Goal =>
Copy everything in the data below exactly except the pictures.

Records for this task =>
>>>

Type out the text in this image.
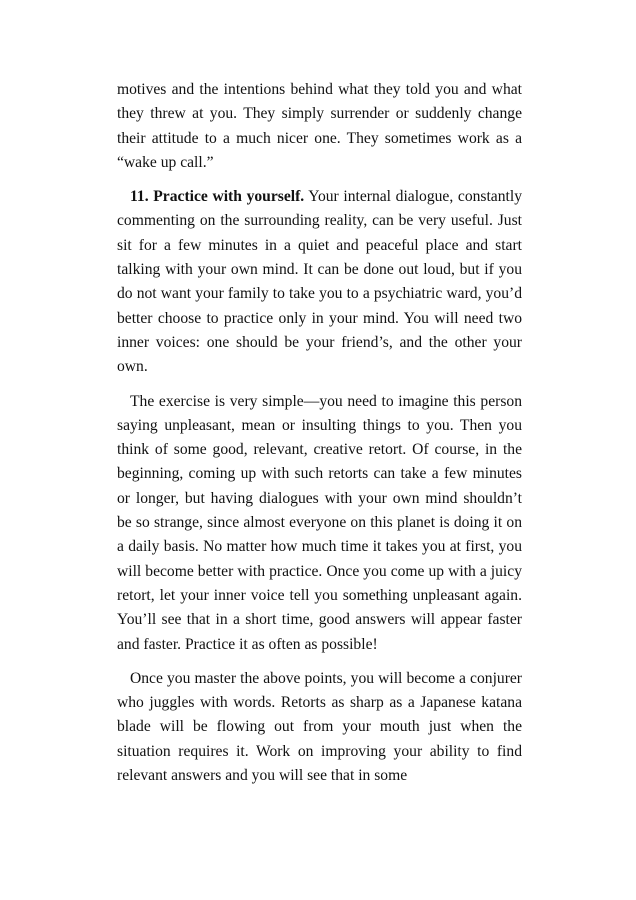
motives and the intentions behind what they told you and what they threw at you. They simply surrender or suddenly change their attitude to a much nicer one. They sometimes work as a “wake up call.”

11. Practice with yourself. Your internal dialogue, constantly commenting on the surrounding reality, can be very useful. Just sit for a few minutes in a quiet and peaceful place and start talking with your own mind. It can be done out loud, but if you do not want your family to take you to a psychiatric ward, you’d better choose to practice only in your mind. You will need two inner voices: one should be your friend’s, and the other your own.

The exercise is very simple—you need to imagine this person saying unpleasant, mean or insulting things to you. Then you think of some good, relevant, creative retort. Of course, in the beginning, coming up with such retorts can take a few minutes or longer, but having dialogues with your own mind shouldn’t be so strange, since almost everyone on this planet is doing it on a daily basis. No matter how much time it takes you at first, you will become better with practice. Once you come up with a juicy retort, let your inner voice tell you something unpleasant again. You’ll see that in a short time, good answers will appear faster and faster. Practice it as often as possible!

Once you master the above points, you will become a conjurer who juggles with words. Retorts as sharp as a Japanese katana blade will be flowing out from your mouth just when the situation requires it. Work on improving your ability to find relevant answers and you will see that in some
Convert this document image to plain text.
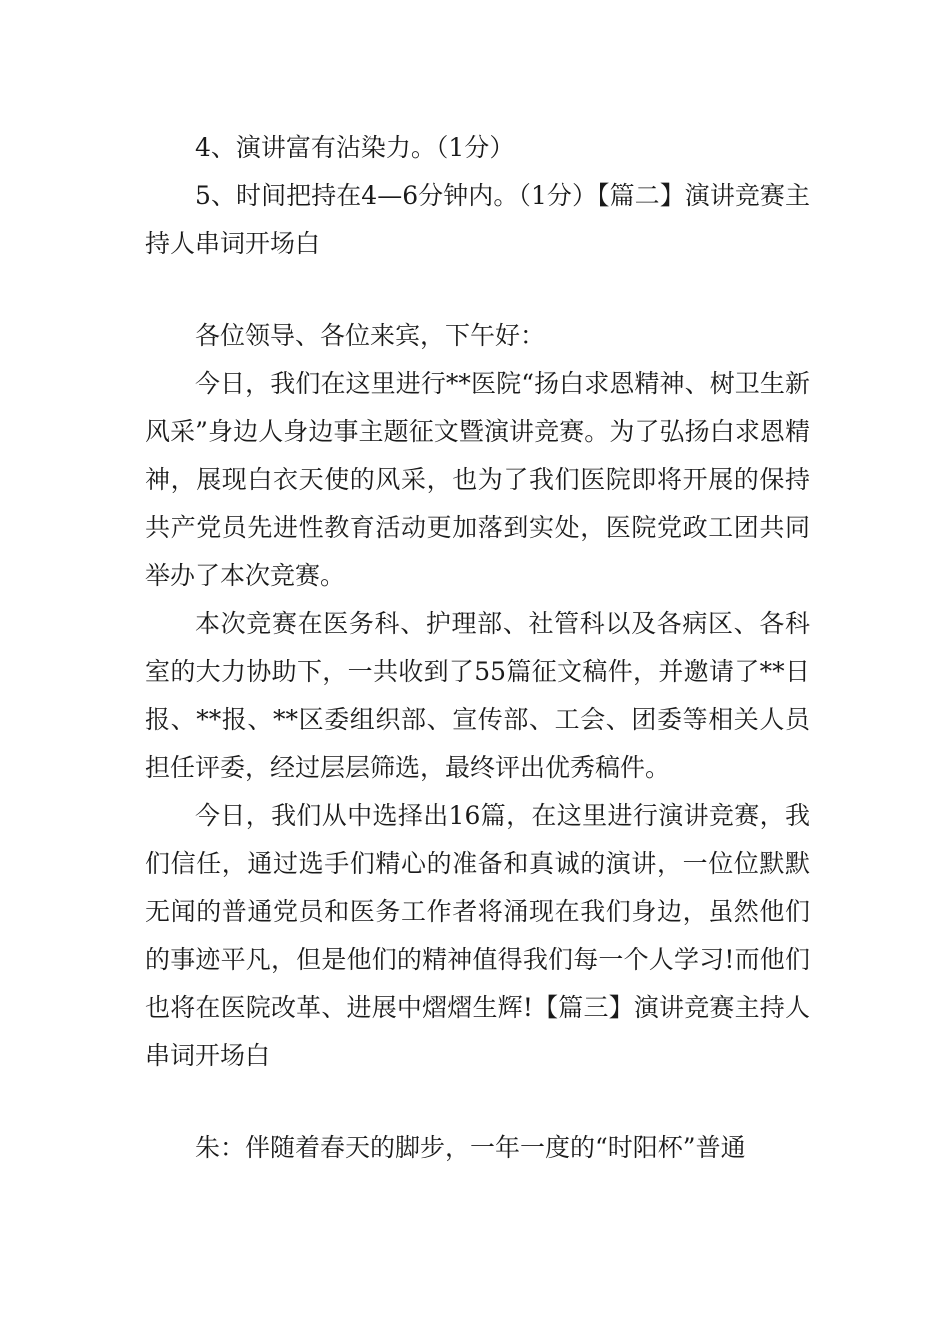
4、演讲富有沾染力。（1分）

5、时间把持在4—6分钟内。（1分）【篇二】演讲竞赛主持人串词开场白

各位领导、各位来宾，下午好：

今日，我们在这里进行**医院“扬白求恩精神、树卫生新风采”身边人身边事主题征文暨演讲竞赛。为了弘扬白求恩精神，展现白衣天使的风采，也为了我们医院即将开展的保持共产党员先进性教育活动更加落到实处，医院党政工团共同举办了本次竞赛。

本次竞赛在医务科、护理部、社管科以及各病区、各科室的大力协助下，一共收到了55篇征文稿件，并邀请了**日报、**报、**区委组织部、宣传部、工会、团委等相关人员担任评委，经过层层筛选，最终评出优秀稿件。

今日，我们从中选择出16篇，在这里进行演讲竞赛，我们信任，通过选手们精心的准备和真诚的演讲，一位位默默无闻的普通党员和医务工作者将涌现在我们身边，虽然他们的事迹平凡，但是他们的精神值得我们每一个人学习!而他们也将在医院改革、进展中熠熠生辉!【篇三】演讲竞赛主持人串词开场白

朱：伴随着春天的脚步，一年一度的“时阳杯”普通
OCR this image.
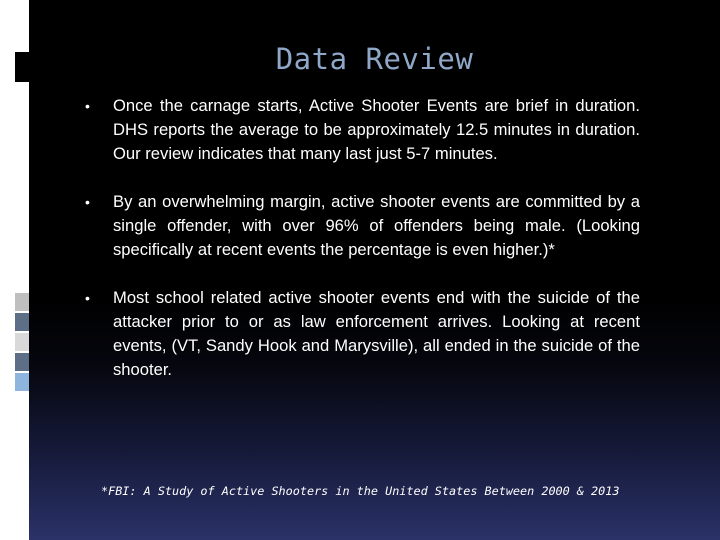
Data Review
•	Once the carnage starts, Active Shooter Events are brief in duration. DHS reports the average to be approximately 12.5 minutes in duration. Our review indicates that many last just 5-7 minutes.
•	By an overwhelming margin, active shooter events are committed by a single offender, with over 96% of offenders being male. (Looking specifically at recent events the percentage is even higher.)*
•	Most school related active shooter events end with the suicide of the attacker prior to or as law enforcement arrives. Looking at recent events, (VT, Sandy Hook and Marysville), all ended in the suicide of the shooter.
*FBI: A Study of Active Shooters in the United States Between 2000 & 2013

<<<

Answer for this exercise =>
Type out the text in this image.
motives and the intentions behind what they told you and what they threw at you. They simply surrender or suddenly change their attitude to a much nicer one. They sometimes work as a “wake up call.”

11. Practice with yourself. Your internal dialogue, constantly commenting on the surrounding reality, can be very useful. Just sit for a few minutes in a quiet and peaceful place and start talking with your own mind. It can be done out loud, but if you do not want your family to take you to a psychiatric ward, you’d better choose to practice only in your mind. You will need two inner voices: one should be your friend’s, and the other your own.

The exercise is very simple—you need to imagine this person saying unpleasant, mean or insulting things to you. Then you think of some good, relevant, creative retort. Of course, in the beginning, coming up with such retorts can take a few minutes or longer, but having dialogues with your own mind shouldn’t be so strange, since almost everyone on this planet is doing it on a daily basis. No matter how much time it takes you at first, you will become better with practice. Once you come up with a juicy retort, let your inner voice tell you something unpleasant again. You’ll see that in a short time, good answers will appear faster and faster. Practice it as often as possible!

Once you master the above points, you will become a conjurer who juggles with words. Retorts as sharp as a Japanese katana blade will be flowing out from your mouth just when the situation requires it. Work on improving your ability to find relevant answers and you will see that in some
Convert this document image to plain text.
4、演讲富有沾染力。（1分）

5、时间把持在4—6分钟内。（1分）【篇二】演讲竞赛主持人串词开场白

各位领导、各位来宾，下午好：

今日，我们在这里进行**医院“扬白求恩精神、树卫生新风采”身边人身边事主题征文暨演讲竞赛。为了弘扬白求恩精神，展现白衣天使的风采，也为了我们医院即将开展的保持共产党员先进性教育活动更加落到实处，医院党政工团共同举办了本次竞赛。

本次竞赛在医务科、护理部、社管科以及各病区、各科室的大力协助下，一共收到了55篇征文稿件，并邀请了**日报、**报、**区委组织部、宣传部、工会、团委等相关人员担任评委，经过层层筛选，最终评出优秀稿件。

今日，我们从中选择出16篇，在这里进行演讲竞赛，我们信任，通过选手们精心的准备和真诚的演讲，一位位默默无闻的普通党员和医务工作者将涌现在我们身边，虽然他们的事迹平凡，但是他们的精神值得我们每一个人学习!而他们也将在医院改革、进展中熠熠生辉!【篇三】演讲竞赛主持人串词开场白

朱：伴随着春天的脚步，一年一度的“时阳杯”普通
OCR this image.
Data Review
•	Once the carnage starts, Active Shooter Events are brief in duration. DHS reports the average to be approximately 12.5 minutes in duration. Our review indicates that many last just 5-7 minutes.
•	By an overwhelming margin, active shooter events are committed by a single offender, with over 96% of offenders being male. (Looking specifically at recent events the percentage is even higher.)*
•	Most school related active shooter events end with the suicide of the attacker prior to or as law enforcement arrives. Looking at recent events, (VT, Sandy Hook and Marysville), all ended in the suicide of the shooter.
*FBI: A Study of Active Shooters in the United States Between 2000 & 2013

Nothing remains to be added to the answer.